## PROVIDED RECORDS
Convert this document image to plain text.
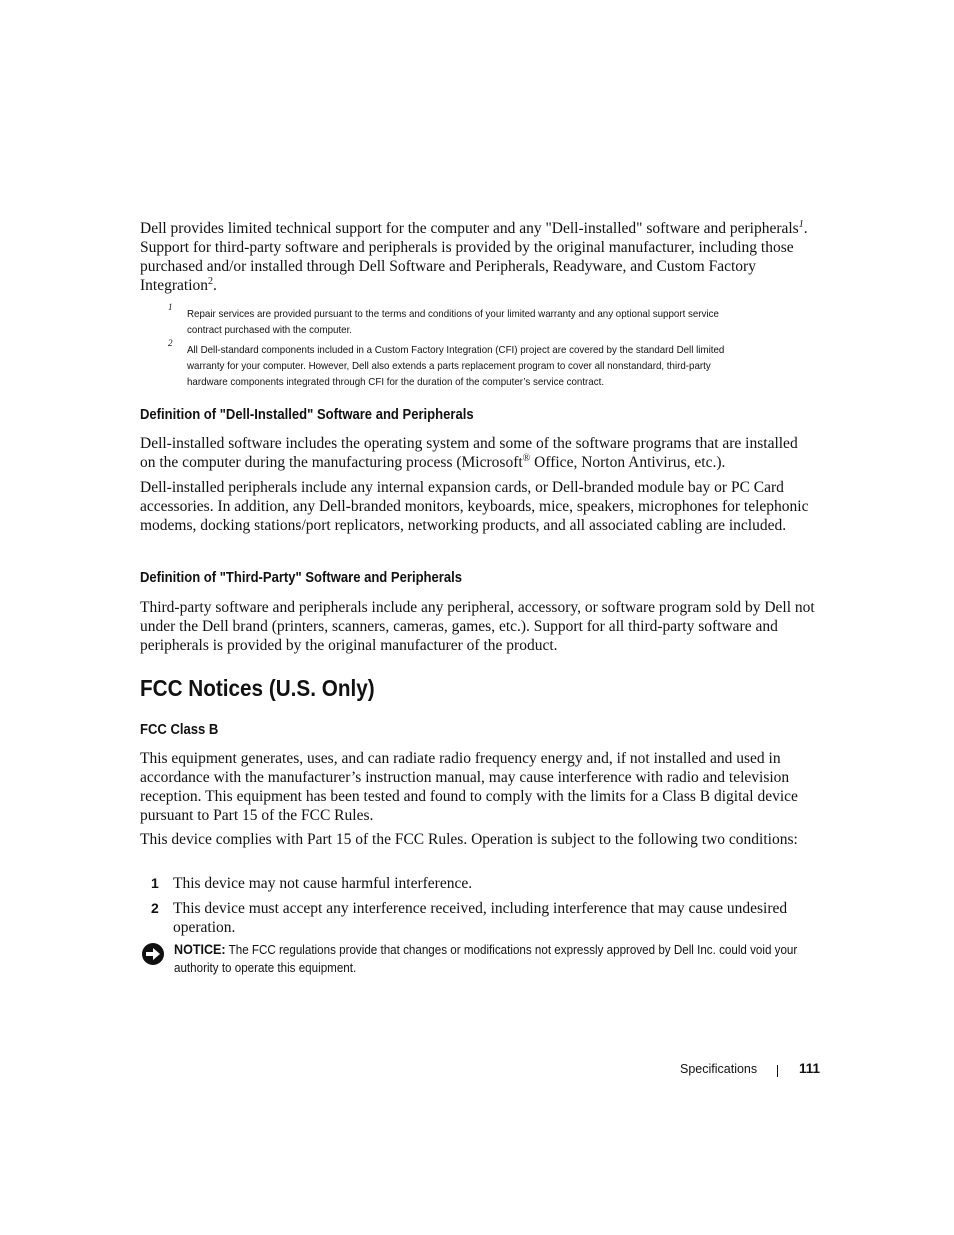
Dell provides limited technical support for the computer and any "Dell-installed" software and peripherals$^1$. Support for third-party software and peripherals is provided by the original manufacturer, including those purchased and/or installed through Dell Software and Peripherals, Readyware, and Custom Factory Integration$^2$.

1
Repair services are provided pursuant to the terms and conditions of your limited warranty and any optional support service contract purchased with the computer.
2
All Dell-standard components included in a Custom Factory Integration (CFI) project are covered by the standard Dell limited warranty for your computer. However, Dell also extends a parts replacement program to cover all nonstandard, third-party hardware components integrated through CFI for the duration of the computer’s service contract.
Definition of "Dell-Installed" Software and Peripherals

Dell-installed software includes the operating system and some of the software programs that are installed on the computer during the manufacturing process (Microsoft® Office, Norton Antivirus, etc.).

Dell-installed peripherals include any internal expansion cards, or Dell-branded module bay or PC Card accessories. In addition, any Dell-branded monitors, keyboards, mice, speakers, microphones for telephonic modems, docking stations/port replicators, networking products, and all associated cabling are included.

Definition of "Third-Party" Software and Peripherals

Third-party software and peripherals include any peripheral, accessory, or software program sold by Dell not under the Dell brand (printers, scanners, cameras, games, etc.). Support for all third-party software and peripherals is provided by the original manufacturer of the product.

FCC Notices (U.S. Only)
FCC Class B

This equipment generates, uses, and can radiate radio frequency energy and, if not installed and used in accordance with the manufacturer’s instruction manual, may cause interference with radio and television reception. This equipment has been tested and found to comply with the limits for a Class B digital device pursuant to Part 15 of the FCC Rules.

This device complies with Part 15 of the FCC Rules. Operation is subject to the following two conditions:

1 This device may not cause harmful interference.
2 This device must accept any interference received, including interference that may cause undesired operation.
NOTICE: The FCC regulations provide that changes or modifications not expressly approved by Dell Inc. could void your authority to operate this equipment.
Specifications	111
...
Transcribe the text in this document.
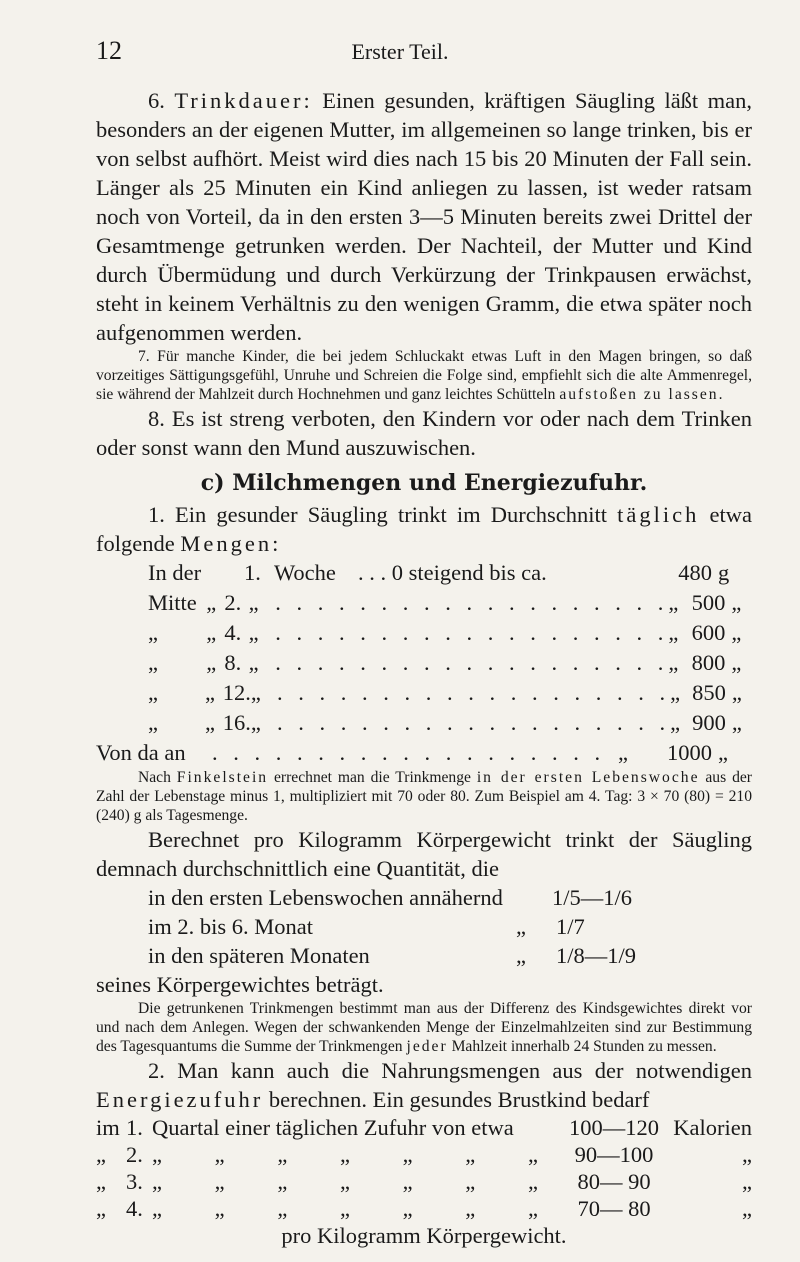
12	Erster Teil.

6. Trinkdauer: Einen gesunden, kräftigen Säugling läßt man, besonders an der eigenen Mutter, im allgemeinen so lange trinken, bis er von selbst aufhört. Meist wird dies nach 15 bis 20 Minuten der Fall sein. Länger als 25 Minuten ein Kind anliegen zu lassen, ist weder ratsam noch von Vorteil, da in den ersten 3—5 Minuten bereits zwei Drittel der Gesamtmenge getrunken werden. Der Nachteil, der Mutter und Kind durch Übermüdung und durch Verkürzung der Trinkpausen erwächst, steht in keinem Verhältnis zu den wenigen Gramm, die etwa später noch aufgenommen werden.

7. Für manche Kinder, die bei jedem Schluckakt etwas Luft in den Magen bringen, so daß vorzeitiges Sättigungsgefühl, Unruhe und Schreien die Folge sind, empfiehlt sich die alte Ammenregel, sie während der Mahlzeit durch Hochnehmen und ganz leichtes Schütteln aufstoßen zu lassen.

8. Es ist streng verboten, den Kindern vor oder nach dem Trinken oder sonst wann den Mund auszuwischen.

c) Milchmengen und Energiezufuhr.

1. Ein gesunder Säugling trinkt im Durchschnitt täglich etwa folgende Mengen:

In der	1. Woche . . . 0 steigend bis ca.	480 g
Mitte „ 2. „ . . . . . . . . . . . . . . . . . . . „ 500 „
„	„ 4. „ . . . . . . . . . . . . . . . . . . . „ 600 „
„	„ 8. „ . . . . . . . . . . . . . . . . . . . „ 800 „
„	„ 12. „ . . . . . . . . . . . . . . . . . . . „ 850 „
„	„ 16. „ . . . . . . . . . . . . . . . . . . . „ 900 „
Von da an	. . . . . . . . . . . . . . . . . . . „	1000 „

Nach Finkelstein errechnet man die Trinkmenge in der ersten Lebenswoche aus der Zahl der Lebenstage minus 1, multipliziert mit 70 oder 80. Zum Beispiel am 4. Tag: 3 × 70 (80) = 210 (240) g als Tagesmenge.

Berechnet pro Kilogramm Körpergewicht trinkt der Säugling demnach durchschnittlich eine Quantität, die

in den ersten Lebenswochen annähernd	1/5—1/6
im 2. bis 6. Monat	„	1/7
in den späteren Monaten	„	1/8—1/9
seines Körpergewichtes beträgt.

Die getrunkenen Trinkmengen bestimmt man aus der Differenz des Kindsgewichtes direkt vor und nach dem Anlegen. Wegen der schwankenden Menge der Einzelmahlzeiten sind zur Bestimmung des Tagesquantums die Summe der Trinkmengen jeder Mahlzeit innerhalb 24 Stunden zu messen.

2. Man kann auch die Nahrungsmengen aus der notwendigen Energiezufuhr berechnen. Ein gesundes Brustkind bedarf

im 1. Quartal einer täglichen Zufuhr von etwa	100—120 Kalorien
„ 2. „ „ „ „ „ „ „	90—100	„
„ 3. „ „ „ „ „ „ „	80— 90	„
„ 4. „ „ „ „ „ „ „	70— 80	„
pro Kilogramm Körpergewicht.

## TASK BRIEF
When a line of the records holds the word "sind", copy that line.

## YOUR SOLUTION
7. Für manche Kinder, die bei jedem Schluckakt etwas Luft in den Magen bringen, so daß vorzeitiges Sättigungsgefühl, Unruhe und Schreien die Folge sind, empfiehlt sich die alte Ammenregel, sie während der Mahlzeit durch Hochnehmen und ganz leichtes Schütteln aufstoßen zu lassen.
Die getrunkenen Trinkmengen bestimmt man aus der Differenz des Kindsgewichtes direkt vor und nach dem Anlegen. Wegen der schwankenden Menge der Einzelmahlzeiten sind zur Bestimmung des Tagesquantums die Summe der Trinkmengen jeder Mahlzeit innerhalb 24 Stunden zu messen.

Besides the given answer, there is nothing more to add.